What you will do: Return the whole listing exactly as it stands.

(Collected data entries)
※
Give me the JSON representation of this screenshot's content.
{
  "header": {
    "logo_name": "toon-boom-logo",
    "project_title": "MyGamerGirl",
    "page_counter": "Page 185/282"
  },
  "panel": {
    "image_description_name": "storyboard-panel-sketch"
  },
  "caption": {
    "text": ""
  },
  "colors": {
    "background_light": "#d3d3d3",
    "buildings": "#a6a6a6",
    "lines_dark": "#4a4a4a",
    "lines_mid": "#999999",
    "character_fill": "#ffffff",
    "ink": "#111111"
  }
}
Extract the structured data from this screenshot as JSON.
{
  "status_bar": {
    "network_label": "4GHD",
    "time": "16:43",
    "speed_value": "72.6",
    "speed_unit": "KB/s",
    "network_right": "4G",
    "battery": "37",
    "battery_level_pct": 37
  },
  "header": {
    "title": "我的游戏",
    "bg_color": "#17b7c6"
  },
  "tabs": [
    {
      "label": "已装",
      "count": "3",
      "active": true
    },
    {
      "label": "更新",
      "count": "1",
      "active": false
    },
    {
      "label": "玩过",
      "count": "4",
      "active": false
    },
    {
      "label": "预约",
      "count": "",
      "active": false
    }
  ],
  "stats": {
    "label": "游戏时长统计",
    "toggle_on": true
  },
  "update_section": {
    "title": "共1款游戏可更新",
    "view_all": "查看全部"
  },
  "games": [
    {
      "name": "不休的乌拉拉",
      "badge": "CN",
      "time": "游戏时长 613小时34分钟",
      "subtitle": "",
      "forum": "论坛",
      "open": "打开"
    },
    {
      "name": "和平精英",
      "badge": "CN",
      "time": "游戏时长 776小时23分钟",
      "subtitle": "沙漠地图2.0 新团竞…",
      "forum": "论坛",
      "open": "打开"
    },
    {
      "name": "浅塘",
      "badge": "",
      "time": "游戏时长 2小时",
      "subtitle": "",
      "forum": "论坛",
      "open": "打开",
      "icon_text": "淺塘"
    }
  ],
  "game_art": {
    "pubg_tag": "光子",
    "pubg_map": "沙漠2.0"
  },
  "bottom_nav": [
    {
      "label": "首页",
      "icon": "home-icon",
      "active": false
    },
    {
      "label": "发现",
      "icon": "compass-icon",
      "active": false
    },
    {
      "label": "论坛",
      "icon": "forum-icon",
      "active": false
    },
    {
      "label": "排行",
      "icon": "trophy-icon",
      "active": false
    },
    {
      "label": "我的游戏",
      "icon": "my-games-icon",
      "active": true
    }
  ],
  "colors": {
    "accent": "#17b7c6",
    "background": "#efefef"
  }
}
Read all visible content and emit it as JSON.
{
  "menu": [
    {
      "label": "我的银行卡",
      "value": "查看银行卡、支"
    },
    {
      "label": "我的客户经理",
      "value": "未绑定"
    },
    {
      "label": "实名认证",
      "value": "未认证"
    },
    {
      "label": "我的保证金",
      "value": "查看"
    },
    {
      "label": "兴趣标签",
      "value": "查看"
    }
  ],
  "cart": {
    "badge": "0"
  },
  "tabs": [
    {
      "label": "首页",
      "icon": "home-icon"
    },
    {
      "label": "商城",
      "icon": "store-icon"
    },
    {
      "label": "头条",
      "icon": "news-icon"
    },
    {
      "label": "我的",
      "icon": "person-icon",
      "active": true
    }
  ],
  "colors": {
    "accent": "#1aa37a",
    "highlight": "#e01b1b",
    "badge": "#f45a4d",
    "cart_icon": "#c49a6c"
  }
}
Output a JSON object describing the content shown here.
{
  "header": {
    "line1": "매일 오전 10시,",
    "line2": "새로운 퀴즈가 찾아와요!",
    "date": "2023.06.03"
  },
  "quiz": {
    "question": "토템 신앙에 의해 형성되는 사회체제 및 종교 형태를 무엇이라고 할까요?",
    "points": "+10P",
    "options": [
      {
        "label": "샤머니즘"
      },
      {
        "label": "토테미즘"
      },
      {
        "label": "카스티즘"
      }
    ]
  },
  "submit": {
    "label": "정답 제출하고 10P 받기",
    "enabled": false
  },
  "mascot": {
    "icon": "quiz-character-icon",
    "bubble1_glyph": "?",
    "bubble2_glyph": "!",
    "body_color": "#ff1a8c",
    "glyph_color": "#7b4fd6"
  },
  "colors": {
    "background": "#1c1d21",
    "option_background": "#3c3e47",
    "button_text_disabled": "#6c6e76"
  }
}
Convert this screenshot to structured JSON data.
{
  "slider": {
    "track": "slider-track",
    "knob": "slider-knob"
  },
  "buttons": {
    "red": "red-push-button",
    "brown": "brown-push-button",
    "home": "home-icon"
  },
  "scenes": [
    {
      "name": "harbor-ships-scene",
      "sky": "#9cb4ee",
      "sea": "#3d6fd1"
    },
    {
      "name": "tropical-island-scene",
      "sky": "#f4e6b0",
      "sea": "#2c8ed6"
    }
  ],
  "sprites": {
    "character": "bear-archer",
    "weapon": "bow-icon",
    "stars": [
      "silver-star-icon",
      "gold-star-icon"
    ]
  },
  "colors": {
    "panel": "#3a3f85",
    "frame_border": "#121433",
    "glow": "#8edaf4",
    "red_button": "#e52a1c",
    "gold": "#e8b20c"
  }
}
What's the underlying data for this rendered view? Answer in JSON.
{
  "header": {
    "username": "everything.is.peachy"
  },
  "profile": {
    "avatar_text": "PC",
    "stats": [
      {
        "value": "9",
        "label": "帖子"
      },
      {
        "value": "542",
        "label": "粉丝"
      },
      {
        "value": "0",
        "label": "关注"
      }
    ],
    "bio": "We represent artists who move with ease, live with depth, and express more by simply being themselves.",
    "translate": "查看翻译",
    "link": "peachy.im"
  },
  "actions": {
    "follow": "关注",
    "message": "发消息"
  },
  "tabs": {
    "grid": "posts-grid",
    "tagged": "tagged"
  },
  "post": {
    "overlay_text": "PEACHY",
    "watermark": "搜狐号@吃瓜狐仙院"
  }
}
※
Exercise output:
Give me the JSON representation of this screenshot's content.
{
  "header": {
    "logo_name": "toon-boom-logo",
    "project_title": "MyGamerGirl",
    "page_counter": "Page 185/282"
  },
  "panel": {
    "image_description_name": "storyboard-panel-sketch"
  },
  "caption": {
    "text": ""
  },
  "colors": {
    "background_light": "#d3d3d3",
    "buildings": "#a6a6a6",
    "lines_dark": "#4a4a4a",
    "lines_mid": "#999999",
    "character_fill": "#ffffff",
    "ink": "#111111"
  }
}
Extract the structured data from this screenshot as JSON.
{
  "status_bar": {
    "network_label": "4GHD",
    "time": "16:43",
    "speed_value": "72.6",
    "speed_unit": "KB/s",
    "network_right": "4G",
    "battery": "37",
    "battery_level_pct": 37
  },
  "header": {
    "title": "我的游戏",
    "bg_color": "#17b7c6"
  },
  "tabs": [
    {
      "label": "已装",
      "count": "3",
      "active": true
    },
    {
      "label": "更新",
      "count": "1",
      "active": false
    },
    {
      "label": "玩过",
      "count": "4",
      "active": false
    },
    {
      "label": "预约",
      "count": "",
      "active": false
    }
  ],
  "stats": {
    "label": "游戏时长统计",
    "toggle_on": true
  },
  "update_section": {
    "title": "共1款游戏可更新",
    "view_all": "查看全部"
  },
  "games": [
    {
      "name": "不休的乌拉拉",
      "badge": "CN",
      "time": "游戏时长 613小时34分钟",
      "subtitle": "",
      "forum": "论坛",
      "open": "打开"
    },
    {
      "name": "和平精英",
      "badge": "CN",
      "time": "游戏时长 776小时23分钟",
      "subtitle": "沙漠地图2.0 新团竞…",
      "forum": "论坛",
      "open": "打开"
    },
    {
      "name": "浅塘",
      "badge": "",
      "time": "游戏时长 2小时",
      "subtitle": "",
      "forum": "论坛",
      "open": "打开",
      "icon_text": "淺塘"
    }
  ],
  "game_art": {
    "pubg_tag": "光子",
    "pubg_map": "沙漠2.0"
  },
  "bottom_nav": [
    {
      "label": "首页",
      "icon": "home-icon",
      "active": false
    },
    {
      "label": "发现",
      "icon": "compass-icon",
      "active": false
    },
    {
      "label": "论坛",
      "icon": "forum-icon",
      "active": false
    },
    {
      "label": "排行",
      "icon": "trophy-icon",
      "active": false
    },
    {
      "label": "我的游戏",
      "icon": "my-games-icon",
      "active": true
    }
  ],
  "colors": {
    "accent": "#17b7c6",
    "background": "#efefef"
  }
}
Read all visible content and emit it as JSON.
{
  "menu": [
    {
      "label": "我的银行卡",
      "value": "查看银行卡、支"
    },
    {
      "label": "我的客户经理",
      "value": "未绑定"
    },
    {
      "label": "实名认证",
      "value": "未认证"
    },
    {
      "label": "我的保证金",
      "value": "查看"
    },
    {
      "label": "兴趣标签",
      "value": "查看"
    }
  ],
  "cart": {
    "badge": "0"
  },
  "tabs": [
    {
      "label": "首页",
      "icon": "home-icon"
    },
    {
      "label": "商城",
      "icon": "store-icon"
    },
    {
      "label": "头条",
      "icon": "news-icon"
    },
    {
      "label": "我的",
      "icon": "person-icon",
      "active": true
    }
  ],
  "colors": {
    "accent": "#1aa37a",
    "highlight": "#e01b1b",
    "badge": "#f45a4d",
    "cart_icon": "#c49a6c"
  }
}
Output a JSON object describing the content shown here.
{
  "header": {
    "line1": "매일 오전 10시,",
    "line2": "새로운 퀴즈가 찾아와요!",
    "date": "2023.06.03"
  },
  "quiz": {
    "question": "토템 신앙에 의해 형성되는 사회체제 및 종교 형태를 무엇이라고 할까요?",
    "points": "+10P",
    "options": [
      {
        "label": "샤머니즘"
      },
      {
        "label": "토테미즘"
      },
      {
        "label": "카스티즘"
      }
    ]
  },
  "submit": {
    "label": "정답 제출하고 10P 받기",
    "enabled": false
  },
  "mascot": {
    "icon": "quiz-character-icon",
    "bubble1_glyph": "?",
    "bubble2_glyph": "!",
    "body_color": "#ff1a8c",
    "glyph_color": "#7b4fd6"
  },
  "colors": {
    "background": "#1c1d21",
    "option_background": "#3c3e47",
    "button_text_disabled": "#6c6e76"
  }
}
Convert this screenshot to structured JSON data.
{
  "slider": {
    "track": "slider-track",
    "knob": "slider-knob"
  },
  "buttons": {
    "red": "red-push-button",
    "brown": "brown-push-button",
    "home": "home-icon"
  },
  "scenes": [
    {
      "name": "harbor-ships-scene",
      "sky": "#9cb4ee",
      "sea": "#3d6fd1"
    },
    {
      "name": "tropical-island-scene",
      "sky": "#f4e6b0",
      "sea": "#2c8ed6"
    }
  ],
  "sprites": {
    "character": "bear-archer",
    "weapon": "bow-icon",
    "stars": [
      "silver-star-icon",
      "gold-star-icon"
    ]
  },
  "colors": {
    "panel": "#3a3f85",
    "frame_border": "#121433",
    "glow": "#8edaf4",
    "red_button": "#e52a1c",
    "gold": "#e8b20c"
  }
}
What's the underlying data for this rendered view? Answer in JSON.
{
  "header": {
    "username": "everything.is.peachy"
  },
  "profile": {
    "avatar_text": "PC",
    "stats": [
      {
        "value": "9",
        "label": "帖子"
      },
      {
        "value": "542",
        "label": "粉丝"
      },
      {
        "value": "0",
        "label": "关注"
      }
    ],
    "bio": "We represent artists who move with ease, live with depth, and express more by simply being themselves.",
    "translate": "查看翻译",
    "link": "peachy.im"
  },
  "actions": {
    "follow": "关注",
    "message": "发消息"
  },
  "tabs": {
    "grid": "posts-grid",
    "tagged": "tagged"
  },
  "post": {
    "overlay_text": "PEACHY",
    "watermark": "搜狐号@吃瓜狐仙院"
  }
}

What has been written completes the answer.